## Exercise instructions
Copy out each line in the material below that has the word "dicto".

## Available records

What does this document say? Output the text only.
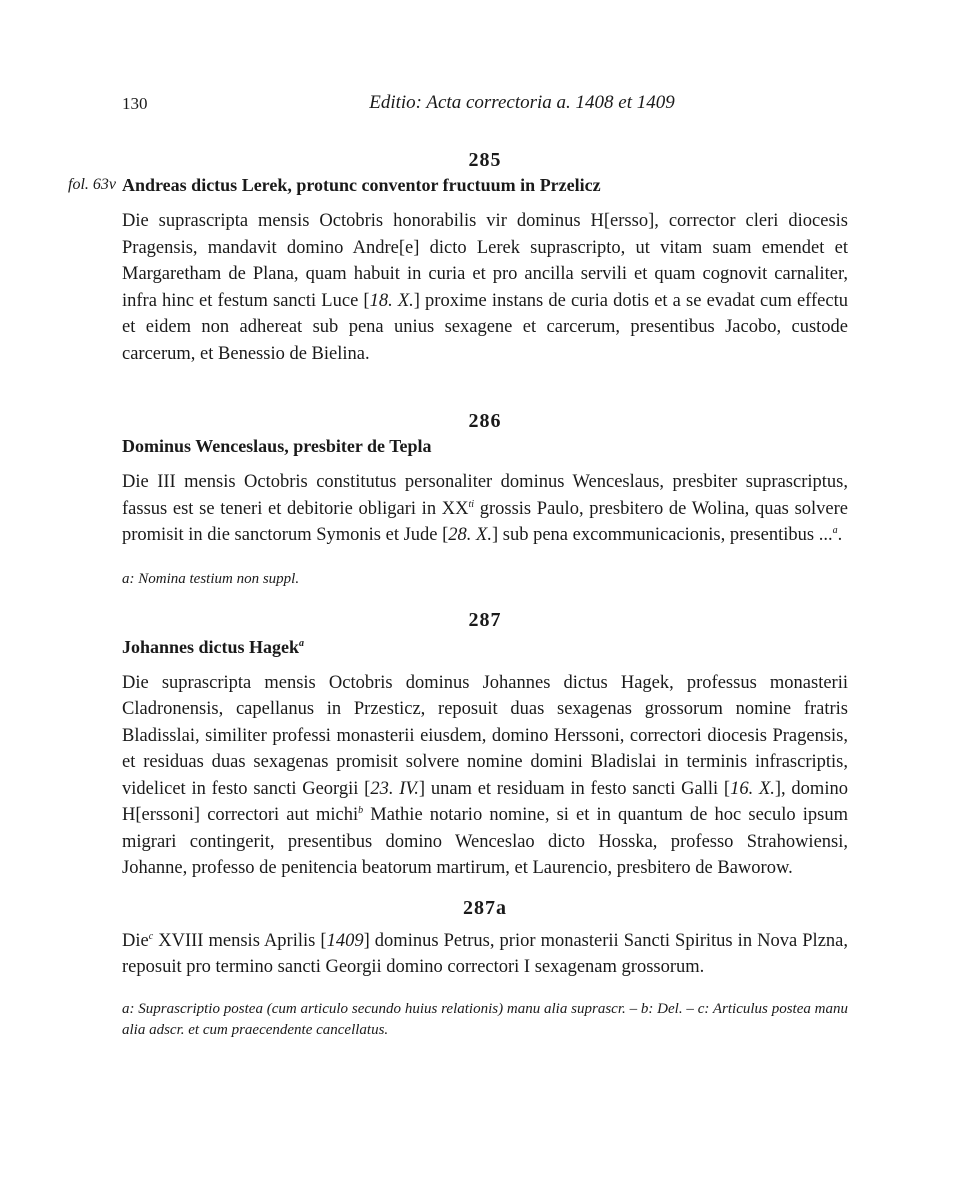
130	Editio: Acta correctoria a. 1408 et 1409

285

fol. 63v Andreas dictus Lerek, protunc conventor fructuum in Przelicz

Die suprascripta mensis Octobris honorabilis vir dominus H[ersso], corrector cleri diocesis Pragensis, mandavit domino Andre[e] dicto Lerek suprascripto, ut vitam suam emendet et Margaretham de Plana, quam habuit in curia et pro ancilla servili et quam cognovit carnaliter, infra hinc et festum sancti Luce [18. X.] proxime instans de curia dotis et a se evadat cum effectu et eidem non adhereat sub pena unius sexagene et carcerum, presentibus Jacobo, custode carcerum, et Benessio de Bielina.

286

Dominus Wenceslaus, presbiter de Tepla

Die III mensis Octobris constitutus personaliter dominus Wenceslaus, presbiter suprascriptus, fassus est se teneri et debitorie obligari in $XX^{ti}$ grossis Paulo, presbitero de Wolina, quas solvere promisit in die sanctorum Symonis et Jude [28. X.] sub pena excommunicacionis, presentibus ...$^a$.

a: Nomina testium non suppl.

287

Johannes dictus Hagek$^a$

Die suprascripta mensis Octobris dominus Johannes dictus Hagek, professus monasterii Cladronensis, capellanus in Przesticz, reposuit duas sexagenas grossorum nomine fratris Bladisslai, similiter professi monasterii eiusdem, domino Herssoni, correctori diocesis Pragensis, et residuas duas sexagenas promisit solvere nomine domini Bladislai in terminis infrascriptis, videlicet in festo sancti Georgii [23. IV.] unam et residuam in festo sancti Galli [16. X.], domino H[erssoni] correctori aut michi$^b$ Mathie notario nomine, si et in quantum de hoc seculo ipsum migrari contingerit, presentibus domino Wenceslao dicto Hosska, professo Strahowiensi, Johanne, professo de penitencia beatorum martirum, et Laurencio, presbitero de Baworow.

287a

Die$^c$ XVIII mensis Aprilis [1409] dominus Petrus, prior monasterii Sancti Spiritus in Nova Plzna, reposuit pro termino sancti Georgii domino correctori I sexagenam grossorum.

a: Suprascriptio postea (cum articulo secundo huius relationis) manu alia suprascr. – b: Del. – c: Articulus postea manu alia adscr. et cum praecendente cancellatus.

## Answer in full
Die suprascripta mensis Octobris honorabilis vir dominus H[ersso], corrector cleri diocesis Pragensis, mandavit domino Andre[e] dicto Lerek suprascripto, ut vitam suam emendet et Margaretham de Plana, quam habuit in curia et pro ancilla servili et quam cognovit carnaliter, infra hinc et festum sancti Luce [18. X.] proxime instans de curia dotis et a se evadat cum effectu et eidem non adhereat sub pena unius sexagene et carcerum, presentibus Jacobo, custode carcerum, et Benessio de Bielina.
Die suprascripta mensis Octobris dominus Johannes dictus Hagek, professus monasterii Cladronensis, capellanus in Przesticz, reposuit duas sexagenas grossorum nomine fratris Bladisslai, similiter professi monasterii eiusdem, domino Herssoni, correctori diocesis Pragensis, et residuas duas sexagenas promisit solvere nomine domini Bladislai in terminis infrascriptis, videlicet in festo sancti Georgii [23. IV.] unam et residuam in festo sancti Galli [16. X.], domino H[erssoni] correctori aut michi$^b$ Mathie notario nomine, si et in quantum de hoc seculo ipsum migrari contingerit, presentibus domino Wenceslao dicto Hosska, professo Strahowiensi, Johanne, professo de penitencia beatorum martirum, et Laurencio, presbitero de Baworow.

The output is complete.